# [Data for this exercise]
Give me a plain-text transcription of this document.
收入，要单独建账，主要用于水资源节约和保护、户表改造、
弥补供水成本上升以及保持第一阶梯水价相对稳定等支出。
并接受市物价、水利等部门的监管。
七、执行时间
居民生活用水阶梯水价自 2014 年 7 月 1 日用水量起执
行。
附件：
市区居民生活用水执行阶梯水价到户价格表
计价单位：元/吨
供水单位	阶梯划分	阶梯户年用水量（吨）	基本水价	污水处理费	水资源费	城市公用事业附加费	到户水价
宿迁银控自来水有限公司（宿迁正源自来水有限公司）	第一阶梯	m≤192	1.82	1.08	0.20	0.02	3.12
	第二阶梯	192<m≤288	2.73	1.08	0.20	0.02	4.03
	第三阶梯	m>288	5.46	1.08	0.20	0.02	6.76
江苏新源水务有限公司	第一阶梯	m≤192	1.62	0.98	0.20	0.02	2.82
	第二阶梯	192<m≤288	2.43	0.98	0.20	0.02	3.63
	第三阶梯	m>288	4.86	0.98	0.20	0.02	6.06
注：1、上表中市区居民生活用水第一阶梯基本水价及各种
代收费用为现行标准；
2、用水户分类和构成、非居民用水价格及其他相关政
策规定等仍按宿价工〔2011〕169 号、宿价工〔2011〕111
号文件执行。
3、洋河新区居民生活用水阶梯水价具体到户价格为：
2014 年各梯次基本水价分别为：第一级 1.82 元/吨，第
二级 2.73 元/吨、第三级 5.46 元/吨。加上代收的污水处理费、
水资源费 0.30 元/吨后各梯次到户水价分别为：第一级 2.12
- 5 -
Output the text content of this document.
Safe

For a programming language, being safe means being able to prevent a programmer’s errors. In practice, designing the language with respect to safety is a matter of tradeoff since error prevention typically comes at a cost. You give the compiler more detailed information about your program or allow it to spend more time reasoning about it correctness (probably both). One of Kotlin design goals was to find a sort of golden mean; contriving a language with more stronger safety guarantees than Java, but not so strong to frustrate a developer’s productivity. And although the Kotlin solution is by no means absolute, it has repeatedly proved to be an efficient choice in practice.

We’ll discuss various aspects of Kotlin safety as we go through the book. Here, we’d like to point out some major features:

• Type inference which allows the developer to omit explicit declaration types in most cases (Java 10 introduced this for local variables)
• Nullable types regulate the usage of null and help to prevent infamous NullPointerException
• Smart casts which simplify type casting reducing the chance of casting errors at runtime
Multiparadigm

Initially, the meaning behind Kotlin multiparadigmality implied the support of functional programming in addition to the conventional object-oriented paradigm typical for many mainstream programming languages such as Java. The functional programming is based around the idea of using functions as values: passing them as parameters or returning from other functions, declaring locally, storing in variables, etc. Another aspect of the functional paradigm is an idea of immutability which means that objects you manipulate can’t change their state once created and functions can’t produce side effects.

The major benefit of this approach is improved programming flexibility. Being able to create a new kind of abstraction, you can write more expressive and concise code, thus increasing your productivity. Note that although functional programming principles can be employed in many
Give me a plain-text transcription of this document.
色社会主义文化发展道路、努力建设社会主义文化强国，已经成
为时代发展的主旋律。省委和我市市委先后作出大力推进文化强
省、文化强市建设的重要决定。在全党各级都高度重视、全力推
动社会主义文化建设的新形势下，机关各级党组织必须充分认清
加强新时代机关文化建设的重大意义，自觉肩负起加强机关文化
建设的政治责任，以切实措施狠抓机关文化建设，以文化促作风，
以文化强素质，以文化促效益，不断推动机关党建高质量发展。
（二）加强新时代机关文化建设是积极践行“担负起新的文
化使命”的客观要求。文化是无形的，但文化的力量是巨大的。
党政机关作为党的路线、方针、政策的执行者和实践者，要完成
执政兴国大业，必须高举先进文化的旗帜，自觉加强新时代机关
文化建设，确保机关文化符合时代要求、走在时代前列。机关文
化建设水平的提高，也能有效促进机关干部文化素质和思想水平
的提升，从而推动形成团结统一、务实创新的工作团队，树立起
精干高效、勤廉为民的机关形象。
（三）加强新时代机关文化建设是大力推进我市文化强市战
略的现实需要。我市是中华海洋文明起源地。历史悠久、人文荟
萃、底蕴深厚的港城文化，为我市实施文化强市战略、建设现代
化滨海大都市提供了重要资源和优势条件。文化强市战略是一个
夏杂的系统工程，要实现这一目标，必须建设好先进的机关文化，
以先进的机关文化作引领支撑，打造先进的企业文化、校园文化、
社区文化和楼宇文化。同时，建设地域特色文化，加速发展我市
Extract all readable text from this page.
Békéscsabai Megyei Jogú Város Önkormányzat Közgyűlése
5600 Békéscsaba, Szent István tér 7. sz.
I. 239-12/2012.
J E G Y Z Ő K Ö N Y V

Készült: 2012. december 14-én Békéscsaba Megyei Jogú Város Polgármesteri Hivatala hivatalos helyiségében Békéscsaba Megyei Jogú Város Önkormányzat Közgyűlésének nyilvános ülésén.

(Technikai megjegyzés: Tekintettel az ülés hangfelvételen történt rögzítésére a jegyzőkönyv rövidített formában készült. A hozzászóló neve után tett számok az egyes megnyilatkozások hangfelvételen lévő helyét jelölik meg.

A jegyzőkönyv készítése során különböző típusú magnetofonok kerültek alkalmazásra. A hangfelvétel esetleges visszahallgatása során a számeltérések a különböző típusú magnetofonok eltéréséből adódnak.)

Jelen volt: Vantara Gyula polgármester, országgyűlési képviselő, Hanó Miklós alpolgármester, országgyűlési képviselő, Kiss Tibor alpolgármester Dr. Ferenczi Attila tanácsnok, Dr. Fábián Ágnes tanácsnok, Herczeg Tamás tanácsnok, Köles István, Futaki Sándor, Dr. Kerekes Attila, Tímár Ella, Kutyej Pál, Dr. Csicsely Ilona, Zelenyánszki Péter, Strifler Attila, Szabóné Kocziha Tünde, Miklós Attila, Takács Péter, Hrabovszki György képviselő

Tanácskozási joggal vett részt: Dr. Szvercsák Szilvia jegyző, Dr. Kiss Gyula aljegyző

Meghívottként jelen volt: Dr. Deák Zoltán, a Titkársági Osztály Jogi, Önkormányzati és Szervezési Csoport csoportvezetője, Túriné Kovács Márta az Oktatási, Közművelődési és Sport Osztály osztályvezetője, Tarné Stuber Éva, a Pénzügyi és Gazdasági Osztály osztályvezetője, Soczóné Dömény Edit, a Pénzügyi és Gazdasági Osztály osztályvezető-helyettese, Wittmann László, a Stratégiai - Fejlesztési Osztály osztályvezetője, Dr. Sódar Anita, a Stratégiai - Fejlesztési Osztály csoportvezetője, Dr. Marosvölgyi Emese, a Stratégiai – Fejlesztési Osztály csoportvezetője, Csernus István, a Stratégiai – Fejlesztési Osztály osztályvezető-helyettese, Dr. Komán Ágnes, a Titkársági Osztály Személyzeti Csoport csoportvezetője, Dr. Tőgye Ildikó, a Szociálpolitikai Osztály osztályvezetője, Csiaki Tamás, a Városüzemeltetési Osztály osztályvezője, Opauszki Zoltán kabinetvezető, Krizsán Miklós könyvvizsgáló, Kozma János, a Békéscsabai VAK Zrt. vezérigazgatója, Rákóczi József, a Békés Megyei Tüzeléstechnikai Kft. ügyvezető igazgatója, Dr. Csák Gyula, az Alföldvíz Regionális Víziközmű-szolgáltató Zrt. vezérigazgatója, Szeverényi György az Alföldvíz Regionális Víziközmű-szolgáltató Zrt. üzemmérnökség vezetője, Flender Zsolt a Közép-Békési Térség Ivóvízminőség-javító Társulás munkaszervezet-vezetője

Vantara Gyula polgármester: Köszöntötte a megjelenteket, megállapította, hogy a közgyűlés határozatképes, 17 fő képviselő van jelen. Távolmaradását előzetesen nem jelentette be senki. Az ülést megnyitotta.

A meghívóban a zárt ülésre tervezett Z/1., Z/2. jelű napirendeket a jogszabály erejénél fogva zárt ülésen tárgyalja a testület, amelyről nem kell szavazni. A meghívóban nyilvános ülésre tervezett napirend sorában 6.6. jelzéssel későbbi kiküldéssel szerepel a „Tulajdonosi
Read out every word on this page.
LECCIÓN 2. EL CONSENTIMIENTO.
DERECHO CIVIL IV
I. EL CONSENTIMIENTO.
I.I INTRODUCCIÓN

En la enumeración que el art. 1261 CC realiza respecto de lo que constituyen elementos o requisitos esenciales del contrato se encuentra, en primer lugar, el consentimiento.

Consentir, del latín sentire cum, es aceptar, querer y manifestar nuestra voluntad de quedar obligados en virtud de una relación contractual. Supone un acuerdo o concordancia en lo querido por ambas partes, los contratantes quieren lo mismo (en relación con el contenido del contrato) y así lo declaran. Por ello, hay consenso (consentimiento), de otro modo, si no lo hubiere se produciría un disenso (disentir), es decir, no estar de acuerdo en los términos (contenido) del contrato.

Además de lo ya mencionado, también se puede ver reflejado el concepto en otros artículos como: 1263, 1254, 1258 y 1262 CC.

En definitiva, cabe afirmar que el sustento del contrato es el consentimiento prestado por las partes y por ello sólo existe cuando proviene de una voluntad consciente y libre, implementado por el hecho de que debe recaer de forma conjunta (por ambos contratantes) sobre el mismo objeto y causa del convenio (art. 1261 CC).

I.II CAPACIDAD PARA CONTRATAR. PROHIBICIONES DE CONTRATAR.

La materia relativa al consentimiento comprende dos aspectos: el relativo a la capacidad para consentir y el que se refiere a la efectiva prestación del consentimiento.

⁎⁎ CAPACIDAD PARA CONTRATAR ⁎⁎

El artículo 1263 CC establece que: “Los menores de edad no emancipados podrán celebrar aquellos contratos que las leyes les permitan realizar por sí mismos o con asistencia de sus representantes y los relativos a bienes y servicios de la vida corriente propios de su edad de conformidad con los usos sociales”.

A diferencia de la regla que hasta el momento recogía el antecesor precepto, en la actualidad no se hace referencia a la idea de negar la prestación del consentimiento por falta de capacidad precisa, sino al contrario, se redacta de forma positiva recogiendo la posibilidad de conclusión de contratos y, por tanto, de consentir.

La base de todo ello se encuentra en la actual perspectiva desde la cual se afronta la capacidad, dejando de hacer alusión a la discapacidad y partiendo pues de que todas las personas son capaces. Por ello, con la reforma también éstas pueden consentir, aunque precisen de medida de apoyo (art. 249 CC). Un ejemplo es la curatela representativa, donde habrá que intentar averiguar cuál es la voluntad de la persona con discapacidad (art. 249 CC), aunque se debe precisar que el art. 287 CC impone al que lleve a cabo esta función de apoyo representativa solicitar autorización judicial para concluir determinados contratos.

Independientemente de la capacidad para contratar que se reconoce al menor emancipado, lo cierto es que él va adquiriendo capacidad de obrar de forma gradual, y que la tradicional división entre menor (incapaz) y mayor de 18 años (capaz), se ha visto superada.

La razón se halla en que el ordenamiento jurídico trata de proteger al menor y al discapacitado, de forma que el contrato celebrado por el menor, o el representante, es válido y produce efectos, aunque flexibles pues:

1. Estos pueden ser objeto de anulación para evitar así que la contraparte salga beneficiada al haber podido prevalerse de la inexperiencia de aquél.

# [Instructions for the task]
Find all lines where the word "Kiss" appears. Copy them.

# [Output]
Jelen volt: Vantara Gyula polgármester, országgyűlési képviselő, Hanó Miklós alpolgármester, országgyűlési képviselő, Kiss Tibor alpolgármester Dr. Ferenczi Attila tanácsnok, Dr. Fábián Ágnes tanácsnok, Herczeg Tamás tanácsnok, Köles István, Futaki Sándor, Dr. Kerekes Attila, Tímár Ella, Kutyej Pál, Dr. Csicsely Ilona, Zelenyánszki Péter, Strifler Attila, Szabóné Kocziha Tünde, Miklós Attila, Takács Péter, Hrabovszki György képviselő
Tanácskozási joggal vett részt: Dr. Szvercsák Szilvia jegyző, Dr. Kiss Gyula aljegyző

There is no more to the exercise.